_WHAT IS EXPECTED_
Extract the line that contains "Give me a plain-text" and every line after it to the end of the records below, exactly as written and nothing else.

_TASK INPUTS_
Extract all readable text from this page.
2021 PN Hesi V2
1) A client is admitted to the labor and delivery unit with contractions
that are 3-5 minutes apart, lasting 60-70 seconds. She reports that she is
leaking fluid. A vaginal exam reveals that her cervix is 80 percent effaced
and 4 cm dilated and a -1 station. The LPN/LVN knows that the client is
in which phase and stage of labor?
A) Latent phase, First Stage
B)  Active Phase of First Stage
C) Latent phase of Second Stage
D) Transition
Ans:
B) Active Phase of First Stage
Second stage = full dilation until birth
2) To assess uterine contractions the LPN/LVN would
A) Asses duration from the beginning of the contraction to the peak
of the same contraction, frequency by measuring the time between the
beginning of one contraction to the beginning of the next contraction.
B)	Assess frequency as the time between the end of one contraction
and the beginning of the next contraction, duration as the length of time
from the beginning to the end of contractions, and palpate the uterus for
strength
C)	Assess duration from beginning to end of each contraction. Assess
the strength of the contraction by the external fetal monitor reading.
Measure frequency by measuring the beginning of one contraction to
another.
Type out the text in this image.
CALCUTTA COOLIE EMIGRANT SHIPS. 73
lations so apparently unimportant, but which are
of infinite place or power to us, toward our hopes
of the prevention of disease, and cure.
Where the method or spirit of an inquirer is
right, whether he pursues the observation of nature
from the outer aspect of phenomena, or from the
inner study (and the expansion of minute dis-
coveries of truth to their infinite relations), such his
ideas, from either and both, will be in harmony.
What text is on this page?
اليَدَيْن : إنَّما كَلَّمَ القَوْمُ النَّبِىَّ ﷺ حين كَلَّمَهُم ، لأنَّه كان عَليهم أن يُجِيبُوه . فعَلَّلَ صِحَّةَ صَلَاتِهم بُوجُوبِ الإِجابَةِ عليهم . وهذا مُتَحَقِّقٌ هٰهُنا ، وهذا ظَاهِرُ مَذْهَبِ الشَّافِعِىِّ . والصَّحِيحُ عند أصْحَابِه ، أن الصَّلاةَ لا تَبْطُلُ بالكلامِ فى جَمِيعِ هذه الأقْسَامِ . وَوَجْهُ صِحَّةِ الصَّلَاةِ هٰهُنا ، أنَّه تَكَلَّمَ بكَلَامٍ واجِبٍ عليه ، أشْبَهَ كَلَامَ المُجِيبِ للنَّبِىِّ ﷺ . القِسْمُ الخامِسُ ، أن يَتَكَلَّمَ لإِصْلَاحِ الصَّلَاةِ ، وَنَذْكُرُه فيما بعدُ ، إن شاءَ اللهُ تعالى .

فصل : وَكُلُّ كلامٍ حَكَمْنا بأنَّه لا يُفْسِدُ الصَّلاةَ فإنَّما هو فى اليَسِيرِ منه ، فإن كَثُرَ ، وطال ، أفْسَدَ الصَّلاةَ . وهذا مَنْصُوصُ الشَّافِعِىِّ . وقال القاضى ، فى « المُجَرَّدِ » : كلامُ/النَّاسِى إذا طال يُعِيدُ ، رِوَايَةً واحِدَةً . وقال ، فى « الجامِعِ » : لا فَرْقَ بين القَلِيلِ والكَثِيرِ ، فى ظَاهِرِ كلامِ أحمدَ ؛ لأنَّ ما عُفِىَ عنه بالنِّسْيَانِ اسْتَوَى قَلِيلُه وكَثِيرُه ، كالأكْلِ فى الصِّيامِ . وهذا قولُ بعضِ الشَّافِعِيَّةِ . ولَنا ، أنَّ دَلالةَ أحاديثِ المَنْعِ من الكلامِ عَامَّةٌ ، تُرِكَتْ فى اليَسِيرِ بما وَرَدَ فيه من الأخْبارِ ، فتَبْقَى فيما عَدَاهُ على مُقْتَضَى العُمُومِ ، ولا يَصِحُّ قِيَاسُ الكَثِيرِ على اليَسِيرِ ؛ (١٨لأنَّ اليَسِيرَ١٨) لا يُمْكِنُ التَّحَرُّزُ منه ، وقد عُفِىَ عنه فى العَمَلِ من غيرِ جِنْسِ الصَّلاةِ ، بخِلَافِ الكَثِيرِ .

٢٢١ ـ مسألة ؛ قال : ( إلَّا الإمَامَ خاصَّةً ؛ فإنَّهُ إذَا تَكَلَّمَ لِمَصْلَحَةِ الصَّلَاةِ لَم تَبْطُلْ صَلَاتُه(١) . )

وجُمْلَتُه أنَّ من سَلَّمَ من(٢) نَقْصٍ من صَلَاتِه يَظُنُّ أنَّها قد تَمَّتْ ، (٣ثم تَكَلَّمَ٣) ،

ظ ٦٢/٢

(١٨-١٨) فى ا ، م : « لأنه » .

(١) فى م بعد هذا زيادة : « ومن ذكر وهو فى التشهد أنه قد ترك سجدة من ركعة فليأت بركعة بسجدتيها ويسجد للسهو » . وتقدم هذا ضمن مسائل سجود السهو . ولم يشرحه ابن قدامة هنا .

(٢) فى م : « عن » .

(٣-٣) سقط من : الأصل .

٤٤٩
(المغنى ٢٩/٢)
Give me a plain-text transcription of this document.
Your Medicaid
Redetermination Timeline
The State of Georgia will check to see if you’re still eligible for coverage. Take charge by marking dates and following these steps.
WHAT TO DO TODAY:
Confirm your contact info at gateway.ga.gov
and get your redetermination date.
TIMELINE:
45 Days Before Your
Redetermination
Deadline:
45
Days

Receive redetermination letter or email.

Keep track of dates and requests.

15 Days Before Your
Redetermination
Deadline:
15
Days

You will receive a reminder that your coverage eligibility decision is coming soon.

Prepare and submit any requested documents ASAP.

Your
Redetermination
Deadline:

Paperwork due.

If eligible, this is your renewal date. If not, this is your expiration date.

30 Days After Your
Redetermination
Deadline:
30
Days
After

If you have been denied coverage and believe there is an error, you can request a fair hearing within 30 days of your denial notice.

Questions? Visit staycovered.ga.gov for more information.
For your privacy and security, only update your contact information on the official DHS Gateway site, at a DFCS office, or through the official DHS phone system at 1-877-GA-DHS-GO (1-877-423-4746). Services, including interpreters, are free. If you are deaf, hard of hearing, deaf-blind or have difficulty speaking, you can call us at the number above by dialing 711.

_COMPLETED TASK_
Give me a plain-text transcription of this document.
Your Medicaid
Redetermination Timeline
The State of Georgia will check to see if you’re still eligible for coverage. Take charge by marking dates and following these steps.
WHAT TO DO TODAY:
Confirm your contact info at gateway.ga.gov
and get your redetermination date.
TIMELINE:
45 Days Before Your
Redetermination
Deadline:
45
Days

Receive redetermination letter or email.

Keep track of dates and requests.

15 Days Before Your
Redetermination
Deadline:
15
Days

You will receive a reminder that your coverage eligibility decision is coming soon.

Prepare and submit any requested documents ASAP.

Your
Redetermination
Deadline:

Paperwork due.

If eligible, this is your renewal date. If not, this is your expiration date.

30 Days After Your
Redetermination
Deadline:
30
Days
After

If you have been denied coverage and believe there is an error, you can request a fair hearing within 30 days of your denial notice.

Questions? Visit staycovered.ga.gov for more information.
For your privacy and security, only update your contact information on the official DHS Gateway site, at a DFCS office, or through the official DHS phone system at 1-877-GA-DHS-GO (1-877-423-4746). Services, including interpreters, are free. If you are deaf, hard of hearing, deaf-blind or have difficulty speaking, you can call us at the number above by dialing 711.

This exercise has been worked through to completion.